# THE EXERCISE:
From the listing below, extract each line containing the string "Article".

══════════

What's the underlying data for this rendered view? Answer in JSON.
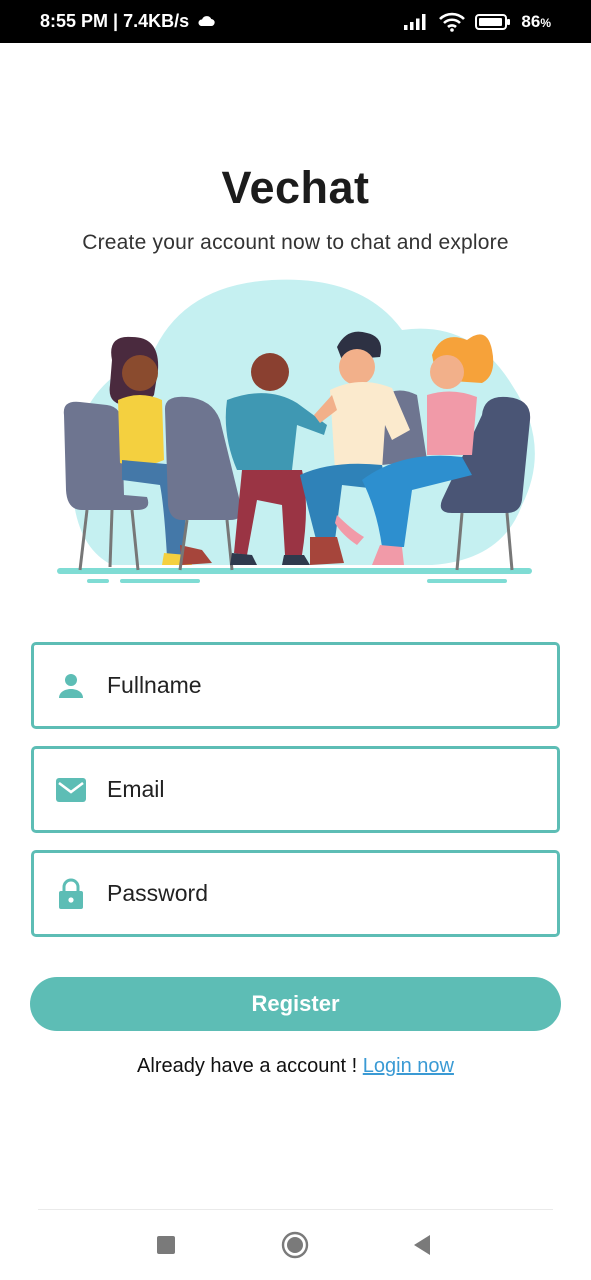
{
  "status_bar": {
    "time_speed": "8:55 PM | 7.4KB/s",
    "battery": "86",
    "battery_unit": "%",
    "icons": [
      "cloud-icon",
      "signal-icon",
      "wifi-icon",
      "battery-icon"
    ]
  },
  "app": {
    "title": "Vechat",
    "subtitle": "Create your account now to chat and explore"
  },
  "form": {
    "fullname_label": "Fullname",
    "email_label": "Email",
    "password_label": "Password",
    "register_label": "Register"
  },
  "login": {
    "prompt": "Already have a account ! ",
    "link": "Login now"
  },
  "nav": {
    "icons": [
      "recents-square-icon",
      "home-circle-icon",
      "back-triangle-icon"
    ]
  },
  "colors": {
    "accent": "#5dbdb5",
    "link": "#3a9ad4",
    "illustration_bg": "#c5f0f1"
  }
}
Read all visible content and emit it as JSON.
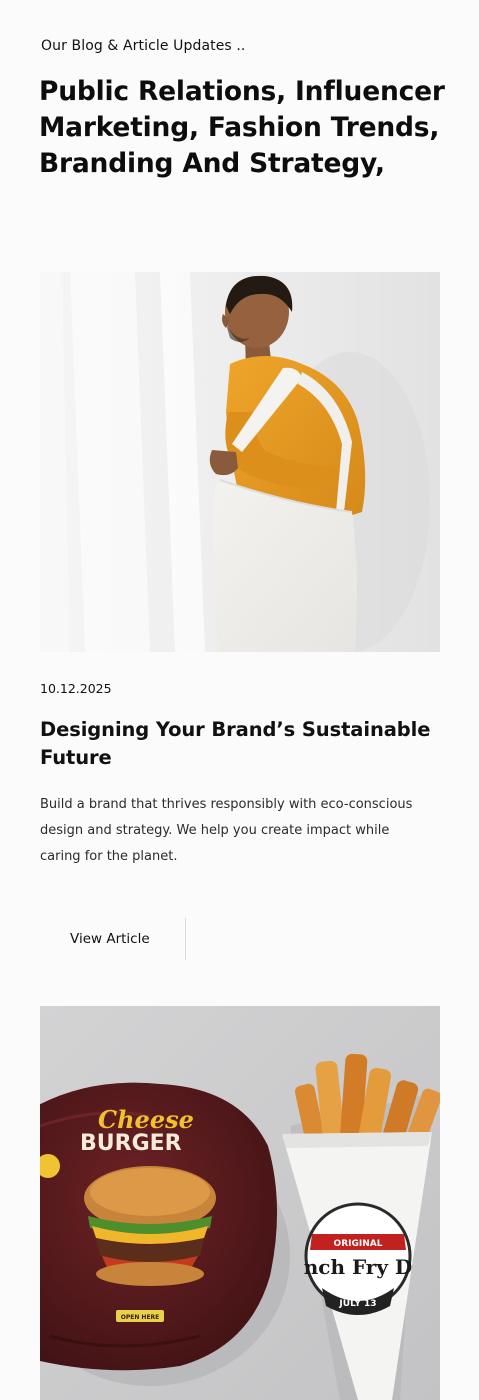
{
  "section": {
    "eyebrow": "Our Blog & Article Updates ..",
    "headline": "Public Relations, Influencer Marketing, Fashion Trends, Branding And Strategy,"
  },
  "posts": [
    {
      "date": "10.12.2025",
      "title": "Designing Your Brand’s Sustainable Future",
      "excerpt": "Build a brand that thrives responsibly with eco-conscious design and strategy. We help you create impact while caring for the planet.",
      "button_label": "View Article"
    }
  ],
  "second_post_image": {
    "wrapper_top_text": "Cheese",
    "wrapper_bottom_text": "BURGER",
    "wrapper_badge_text": "OPEN HERE",
    "cone_banner_text": "ORIGINAL",
    "cone_main_text": "nch Fry D",
    "cone_date_text": "JULY 13"
  },
  "colors": {
    "accent_orange": "#e59a1e",
    "burger_wrapper": "#5b1b1e",
    "cheese_yellow": "#f1c232"
  }
}
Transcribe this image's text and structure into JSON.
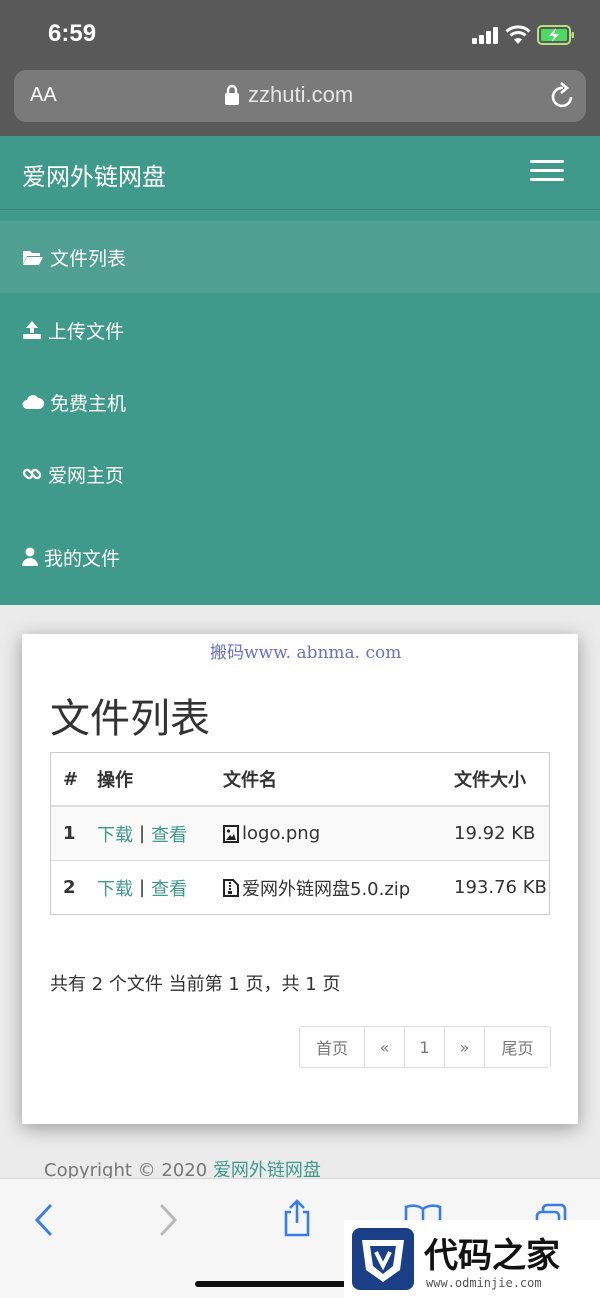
{
  "status_bar": {
    "time": "6:59"
  },
  "url_bar": {
    "aa_label": "AA",
    "url": "zzhuti.com"
  },
  "navbar": {
    "brand": "爱网外链网盘"
  },
  "menu": {
    "items": [
      {
        "label": "文件列表",
        "icon": "folder-open-icon",
        "active": true
      },
      {
        "label": "上传文件",
        "icon": "upload-icon"
      },
      {
        "label": "免费主机",
        "icon": "cloud-icon"
      },
      {
        "label": "爱网主页",
        "icon": "link-icon"
      },
      {
        "label": "我的文件",
        "icon": "user-icon"
      }
    ]
  },
  "watermark": "搬码www. abnma. com",
  "page": {
    "title": "文件列表"
  },
  "table": {
    "headers": {
      "num": "#",
      "op": "操作",
      "name": "文件名",
      "size": "文件大小"
    },
    "rows": [
      {
        "num": "1",
        "download": "下载",
        "sep": "|",
        "view": "查看",
        "name": "logo.png",
        "size": "19.92 KB",
        "icon": "image-file-icon"
      },
      {
        "num": "2",
        "download": "下载",
        "sep": "|",
        "view": "查看",
        "name": "爱网外链网盘5.0.zip",
        "size": "193.76 KB",
        "icon": "zip-file-icon"
      }
    ]
  },
  "summary": "共有 2 个文件 当前第 1 页，共 1 页",
  "pagination": {
    "first": "首页",
    "prev": "«",
    "current": "1",
    "next": "»",
    "last": "尾页"
  },
  "footer": {
    "prefix": "Copyright © 2020 ",
    "link": "爱网外链网盘"
  },
  "corner_logo": {
    "name": "代码之家",
    "url": "www.odminjie.com"
  },
  "colors": {
    "primary": "#3f9a8c",
    "active_item": "#509f93",
    "safari_blue": "#3b7ce8"
  }
}
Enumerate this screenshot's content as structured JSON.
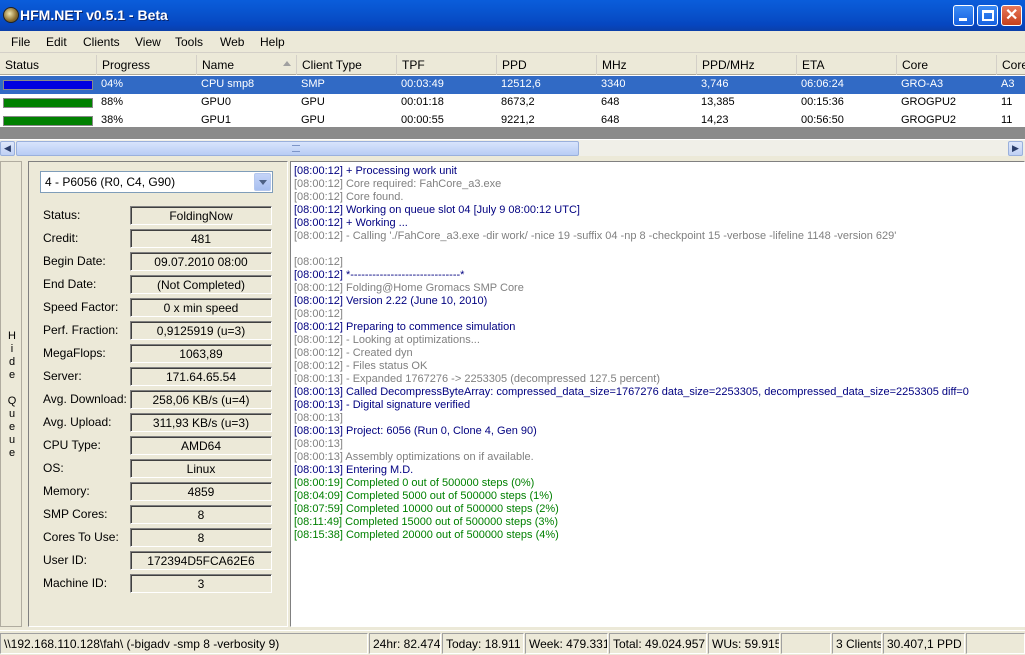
{
  "window": {
    "title": "HFM.NET v0.5.1 - Beta"
  },
  "menu": [
    "File",
    "Edit",
    "Clients",
    "View",
    "Tools",
    "Web",
    "Help"
  ],
  "grid": {
    "columns": [
      "Status",
      "Progress",
      "Name",
      "Client Type",
      "TPF",
      "PPD",
      "MHz",
      "PPD/MHz",
      "ETA",
      "Core",
      "Core"
    ],
    "rows": [
      {
        "status_color": "#0000e0",
        "progress": "04%",
        "name": "CPU smp8",
        "client_type": "SMP",
        "tpf": "00:03:49",
        "ppd": "12512,6",
        "mhz": "3340",
        "ppd_mhz": "3,746",
        "eta": "06:06:24",
        "core": "GRO-A3",
        "core_id": "A3",
        "selected": true
      },
      {
        "status_color": "#008000",
        "progress": "88%",
        "name": "GPU0",
        "client_type": "GPU",
        "tpf": "00:01:18",
        "ppd": "8673,2",
        "mhz": "648",
        "ppd_mhz": "13,385",
        "eta": "00:15:36",
        "core": "GROGPU2",
        "core_id": "11",
        "selected": false
      },
      {
        "status_color": "#008000",
        "progress": "38%",
        "name": "GPU1",
        "client_type": "GPU",
        "tpf": "00:00:55",
        "ppd": "9221,2",
        "mhz": "648",
        "ppd_mhz": "14,23",
        "eta": "00:56:50",
        "core": "GROGPU2",
        "core_id": "11",
        "selected": false
      }
    ]
  },
  "sidebar": {
    "hide_queue": [
      "H",
      "i",
      "d",
      "e",
      "",
      "Q",
      "u",
      "e",
      "u",
      "e"
    ]
  },
  "queue": {
    "selected_wu": "4 - P6056 (R0, C4, G90)",
    "fields": [
      {
        "label": "Status:",
        "value": "FoldingNow"
      },
      {
        "label": "Credit:",
        "value": "481"
      },
      {
        "label": "Begin Date:",
        "value": "09.07.2010 08:00"
      },
      {
        "label": "End Date:",
        "value": "(Not Completed)"
      },
      {
        "label": "Speed Factor:",
        "value": "0 x min speed"
      },
      {
        "label": "Perf. Fraction:",
        "value": "0,9125919 (u=3)"
      },
      {
        "label": "MegaFlops:",
        "value": "1063,89"
      },
      {
        "label": "Server:",
        "value": "171.64.65.54"
      },
      {
        "label": "Avg. Download:",
        "value": "258,06 KB/s (u=4)"
      },
      {
        "label": "Avg. Upload:",
        "value": "311,93 KB/s (u=3)"
      },
      {
        "label": "CPU Type:",
        "value": "AMD64"
      },
      {
        "label": "OS:",
        "value": "Linux"
      },
      {
        "label": "Memory:",
        "value": "4859"
      },
      {
        "label": "SMP Cores:",
        "value": "8"
      },
      {
        "label": "Cores To Use:",
        "value": "8"
      },
      {
        "label": "User ID:",
        "value": "172394D5FCA62E6"
      },
      {
        "label": "Machine ID:",
        "value": "3"
      }
    ]
  },
  "log": [
    {
      "text": "[08:00:12] + Processing work unit",
      "color": "#000080"
    },
    {
      "text": "[08:00:12] Core required: FahCore_a3.exe",
      "color": "#808080"
    },
    {
      "text": "[08:00:12] Core found.",
      "color": "#808080"
    },
    {
      "text": "[08:00:12] Working on queue slot 04 [July 9 08:00:12 UTC]",
      "color": "#000080"
    },
    {
      "text": "[08:00:12] + Working ...",
      "color": "#000080"
    },
    {
      "text": "[08:00:12] - Calling './FahCore_a3.exe -dir work/ -nice 19 -suffix 04 -np 8 -checkpoint 15 -verbose -lifeline 1148 -version 629'",
      "color": "#808080"
    },
    {
      "text": "",
      "color": "#808080"
    },
    {
      "text": "[08:00:12]",
      "color": "#808080"
    },
    {
      "text": "[08:00:12] *------------------------------*",
      "color": "#000080"
    },
    {
      "text": "[08:00:12] Folding@Home Gromacs SMP Core",
      "color": "#808080"
    },
    {
      "text": "[08:00:12] Version 2.22 (June 10, 2010)",
      "color": "#000080"
    },
    {
      "text": "[08:00:12]",
      "color": "#808080"
    },
    {
      "text": "[08:00:12] Preparing to commence simulation",
      "color": "#000080"
    },
    {
      "text": "[08:00:12] - Looking at optimizations...",
      "color": "#808080"
    },
    {
      "text": "[08:00:12] - Created dyn",
      "color": "#808080"
    },
    {
      "text": "[08:00:12] - Files status OK",
      "color": "#808080"
    },
    {
      "text": "[08:00:13] - Expanded 1767276 -> 2253305 (decompressed 127.5 percent)",
      "color": "#808080"
    },
    {
      "text": "[08:00:13] Called DecompressByteArray: compressed_data_size=1767276 data_size=2253305, decompressed_data_size=2253305 diff=0",
      "color": "#000080"
    },
    {
      "text": "[08:00:13] - Digital signature verified",
      "color": "#000080"
    },
    {
      "text": "[08:00:13]",
      "color": "#808080"
    },
    {
      "text": "[08:00:13] Project: 6056 (Run 0, Clone 4, Gen 90)",
      "color": "#000080"
    },
    {
      "text": "[08:00:13]",
      "color": "#808080"
    },
    {
      "text": "[08:00:13] Assembly optimizations on if available.",
      "color": "#808080"
    },
    {
      "text": "[08:00:13] Entering M.D.",
      "color": "#000080"
    },
    {
      "text": "[08:00:19] Completed 0 out of 500000 steps  (0%)",
      "color": "#008000"
    },
    {
      "text": "[08:04:09] Completed 5000 out of 500000 steps  (1%)",
      "color": "#008000"
    },
    {
      "text": "[08:07:59] Completed 10000 out of 500000 steps  (2%)",
      "color": "#008000"
    },
    {
      "text": "[08:11:49] Completed 15000 out of 500000 steps  (3%)",
      "color": "#008000"
    },
    {
      "text": "[08:15:38] Completed 20000 out of 500000 steps  (4%)",
      "color": "#008000"
    }
  ],
  "statusbar": {
    "path": "\\\\192.168.110.128\\fah\\ (-bigadv -smp 8 -verbosity 9)",
    "h24": "24hr: 82.474",
    "today": "Today: 18.911",
    "week": "Week: 479.331",
    "total": "Total: 49.024.957",
    "wus": "WUs: 59.915",
    "clients": "3 Clients",
    "ppd": "30.407,1 PPD"
  }
}
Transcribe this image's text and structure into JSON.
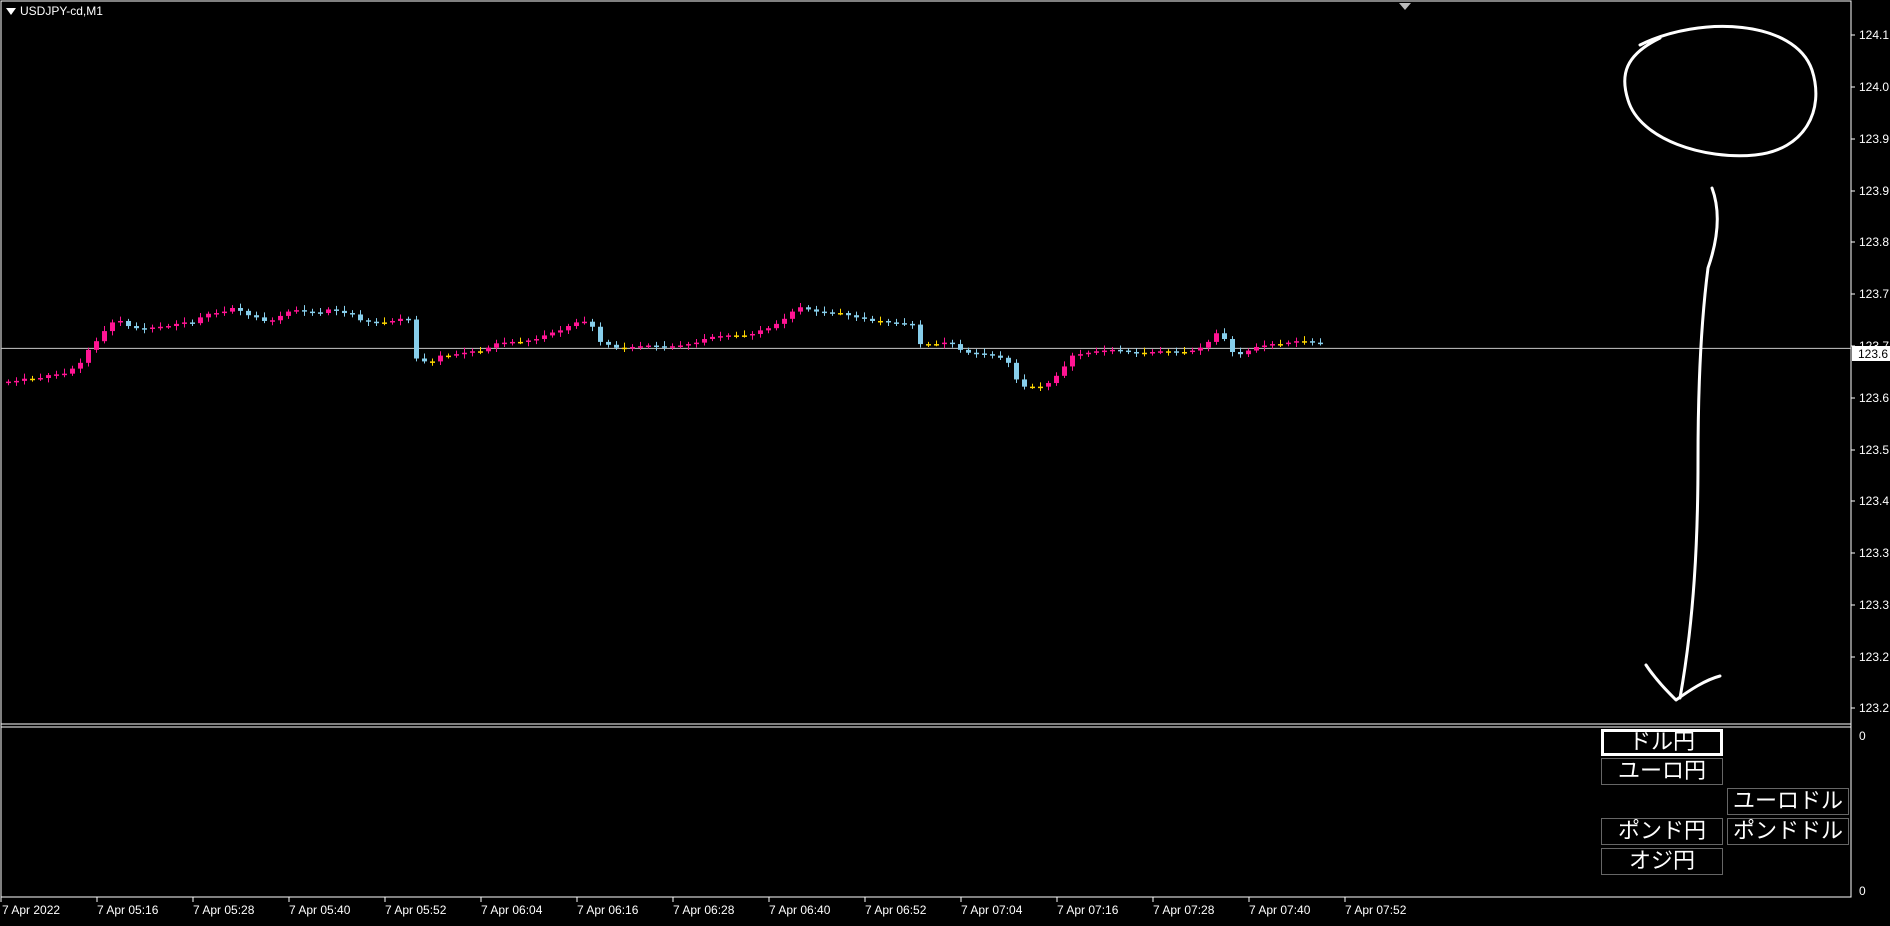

══════════

# THE RESPONSE:
    "eyebrow": "Our Blog & Article Updates ..",
      "button_label": "View Article"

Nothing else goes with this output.